The task:
Below is some material; set it all down exactly, apart from the pictures.

╔══

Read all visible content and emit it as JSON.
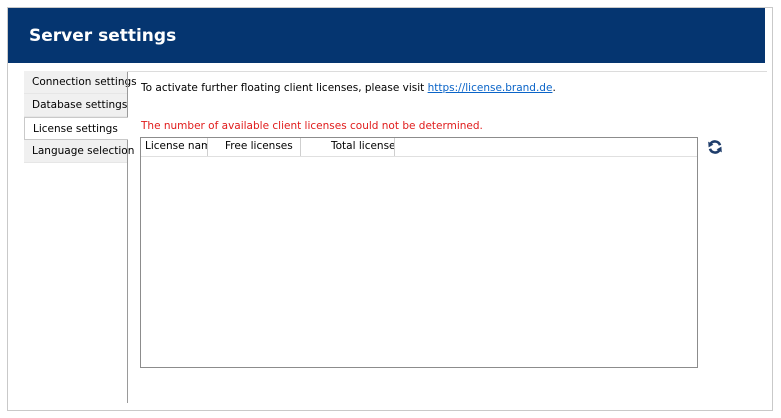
{
  "header": {
    "title": "Server settings"
  },
  "tabs": [
    {
      "label": "Connection settings",
      "active": false
    },
    {
      "label": "Database settings",
      "active": false
    },
    {
      "label": "License settings",
      "active": true
    },
    {
      "label": "Language selection",
      "active": false
    }
  ],
  "license": {
    "info_text": "To activate further floating client licenses, please visit ",
    "link_text": "https://license.brand.de",
    "info_suffix": ".",
    "error_text": "The number of available client licenses could not be determined.",
    "columns": [
      "License name",
      "Free licenses",
      "Total licenses"
    ],
    "rows": []
  },
  "icons": {
    "refresh": "refresh-icon"
  },
  "colors": {
    "header_bg": "#053570",
    "error": "#e01b1b",
    "link": "#0a64c8"
  }
}
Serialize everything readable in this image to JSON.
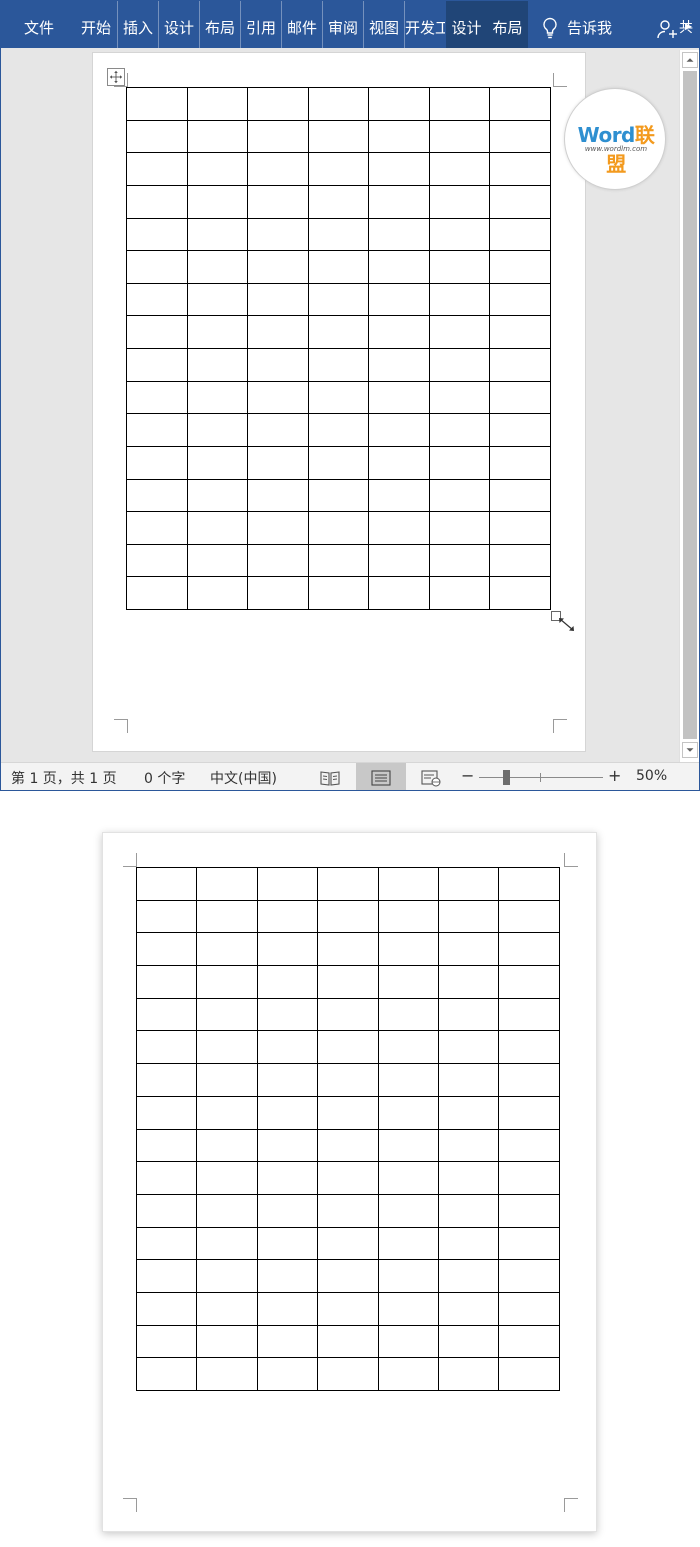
{
  "ribbon": {
    "tabs": [
      "文件",
      "开始",
      "插入",
      "设计",
      "布局",
      "引用",
      "邮件",
      "审阅",
      "视图",
      "开发工",
      "设计",
      "布局"
    ],
    "tell_me": "告诉我",
    "share_label": "共",
    "color": "#2b579a"
  },
  "logo": {
    "word": "Word",
    "cn": "联盟",
    "url": "www.wordlm.com"
  },
  "table": {
    "rows": 16,
    "cols": 7
  },
  "status": {
    "page": "第 1 页，共 1 页",
    "words": "0 个字",
    "language": "中文(中国)",
    "zoom_minus": "−",
    "zoom_plus": "+",
    "zoom": "50%",
    "zoom_fraction": 0.5
  }
}
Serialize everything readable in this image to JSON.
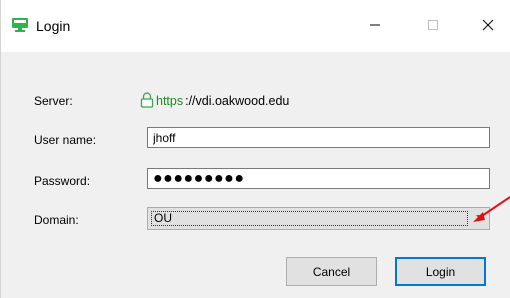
{
  "window": {
    "title": "Login"
  },
  "titlebar": {
    "app_icon": "monitor-icon",
    "minimize_icon": "minimize-icon",
    "maximize_icon": "maximize-icon",
    "close_icon": "close-icon"
  },
  "form": {
    "server_label": "Server:",
    "server_scheme": "https",
    "server_rest": "://vdi.oakwood.edu",
    "server_icon": "lock-icon",
    "username_label": "User name:",
    "username_value": "jhoff",
    "password_label": "Password:",
    "password_value": "●●●●●●●●●",
    "domain_label": "Domain:",
    "domain_value": "OU"
  },
  "buttons": {
    "cancel": "Cancel",
    "login": "Login"
  },
  "annotation": {
    "arrow_color": "#e01010"
  },
  "colors": {
    "https_green": "#1e8a1e",
    "focus_blue": "#0078d7",
    "icon_green": "#2fb34a"
  }
}
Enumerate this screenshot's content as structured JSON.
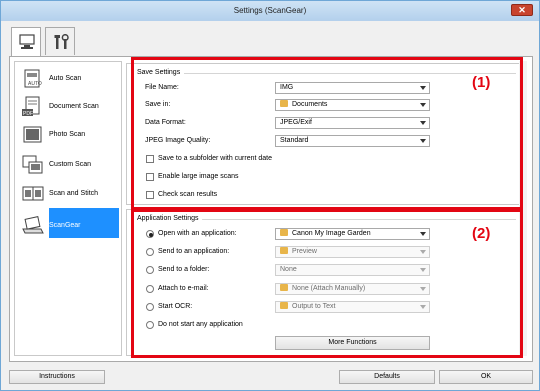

╚══

Final result:
Read all visible content and emit it as JSON.
{
  "header": {
    "title": "Server settings"
  },
  "tabs": [
    {
      "label": "Connection settings",
      "active": false
    },
    {
      "label": "Database settings",
      "active": false
    },
    {
      "label": "License settings",
      "active": true
    },
    {
      "label": "Language selection",
      "active": false
    }
  ],
  "license": {
    "info_text": "To activate further floating client licenses, please visit ",
    "link_text": "https://license.brand.de",
    "info_suffix": ".",
    "error_text": "The number of available client licenses could not be determined.",
    "columns": [
      "License name",
      "Free licenses",
      "Total licenses"
    ],
    "rows": []
  },
  "icons": {
    "refresh": "refresh-icon"
  },
  "colors": {
    "header_bg": "#053570",
    "error": "#e01b1b",
    "link": "#0a64c8"
  }
}
Serialize everything readable in this image to JSON.
{
  "ribbon": {
    "tabs": [
      "文件",
      "开始",
      "插入",
      "设计",
      "布局",
      "引用",
      "邮件",
      "审阅",
      "视图",
      "开发工",
      "设计",
      "布局"
    ],
    "tell_me": "告诉我",
    "share_label": "共",
    "color": "#2b579a"
  },
  "logo": {
    "word": "Word",
    "cn": "联盟",
    "url": "www.wordlm.com"
  },
  "table": {
    "rows": 16,
    "cols": 7
  },
  "status": {
    "page": "第 1 页，共 1 页",
    "words": "0 个字",
    "language": "中文(中国)",
    "zoom_minus": "−",
    "zoom_plus": "+",
    "zoom": "50%",
    "zoom_fraction": 0.5
  }
}
Serialize everything readable in this image to JSON.
{
  "window": {
    "title": "Login"
  },
  "titlebar": {
    "app_icon": "monitor-icon",
    "minimize_icon": "minimize-icon",
    "maximize_icon": "maximize-icon",
    "close_icon": "close-icon"
  },
  "form": {
    "server_label": "Server:",
    "server_scheme": "https",
    "server_rest": "://vdi.oakwood.edu",
    "server_icon": "lock-icon",
    "username_label": "User name:",
    "username_value": "jhoff",
    "password_label": "Password:",
    "password_value": "●●●●●●●●●",
    "domain_label": "Domain:",
    "domain_value": "OU"
  },
  "buttons": {
    "cancel": "Cancel",
    "login": "Login"
  },
  "annotation": {
    "arrow_color": "#e01010"
  },
  "colors": {
    "https_green": "#1e8a1e",
    "focus_blue": "#0078d7",
    "icon_green": "#2fb34a"
  }
}
Enumerate this screenshot's content as structured JSON.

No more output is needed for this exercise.